Tally the lines holding the string "PIATAM" and reply with that number alone.
-------- Data for this task --------
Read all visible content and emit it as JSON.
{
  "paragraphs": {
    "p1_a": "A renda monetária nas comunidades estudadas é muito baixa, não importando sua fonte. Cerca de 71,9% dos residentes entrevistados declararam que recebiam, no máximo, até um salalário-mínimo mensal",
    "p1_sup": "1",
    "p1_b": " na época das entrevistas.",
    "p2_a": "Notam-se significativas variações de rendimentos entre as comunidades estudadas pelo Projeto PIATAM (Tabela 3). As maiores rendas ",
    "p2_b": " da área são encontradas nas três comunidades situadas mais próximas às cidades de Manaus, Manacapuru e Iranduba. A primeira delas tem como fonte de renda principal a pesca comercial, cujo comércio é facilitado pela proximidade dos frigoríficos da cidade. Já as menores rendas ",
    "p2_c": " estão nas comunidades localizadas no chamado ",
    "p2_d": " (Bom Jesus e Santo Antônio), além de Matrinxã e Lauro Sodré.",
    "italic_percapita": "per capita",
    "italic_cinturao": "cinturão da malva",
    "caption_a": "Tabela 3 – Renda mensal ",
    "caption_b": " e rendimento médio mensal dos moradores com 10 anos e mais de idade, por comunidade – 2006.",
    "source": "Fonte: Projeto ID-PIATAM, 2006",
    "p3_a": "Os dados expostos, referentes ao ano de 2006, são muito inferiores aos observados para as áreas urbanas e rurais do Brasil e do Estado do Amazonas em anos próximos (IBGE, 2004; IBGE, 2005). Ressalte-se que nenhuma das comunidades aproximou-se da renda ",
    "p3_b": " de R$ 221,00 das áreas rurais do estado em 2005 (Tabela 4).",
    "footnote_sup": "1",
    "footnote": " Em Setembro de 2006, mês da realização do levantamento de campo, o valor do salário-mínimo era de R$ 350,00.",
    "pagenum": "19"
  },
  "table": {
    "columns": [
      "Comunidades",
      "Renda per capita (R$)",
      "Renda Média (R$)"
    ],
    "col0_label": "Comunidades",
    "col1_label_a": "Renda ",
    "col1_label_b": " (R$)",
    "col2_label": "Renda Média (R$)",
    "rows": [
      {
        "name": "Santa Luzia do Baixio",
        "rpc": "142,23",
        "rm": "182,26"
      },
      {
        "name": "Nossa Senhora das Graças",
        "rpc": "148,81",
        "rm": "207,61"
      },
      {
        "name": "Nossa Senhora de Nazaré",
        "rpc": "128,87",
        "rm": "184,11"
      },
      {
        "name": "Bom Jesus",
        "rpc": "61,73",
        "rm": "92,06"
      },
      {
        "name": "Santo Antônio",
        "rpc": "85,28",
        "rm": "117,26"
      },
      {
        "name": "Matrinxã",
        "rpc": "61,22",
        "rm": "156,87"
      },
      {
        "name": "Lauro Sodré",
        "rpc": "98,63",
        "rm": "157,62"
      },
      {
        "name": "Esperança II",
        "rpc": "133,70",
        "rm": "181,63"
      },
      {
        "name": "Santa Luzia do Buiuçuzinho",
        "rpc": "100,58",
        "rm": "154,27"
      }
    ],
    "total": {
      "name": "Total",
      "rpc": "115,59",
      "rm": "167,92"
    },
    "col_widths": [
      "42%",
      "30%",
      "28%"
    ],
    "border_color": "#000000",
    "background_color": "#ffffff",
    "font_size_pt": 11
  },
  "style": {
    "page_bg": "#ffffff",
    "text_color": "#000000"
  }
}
--------
__Task result__. 2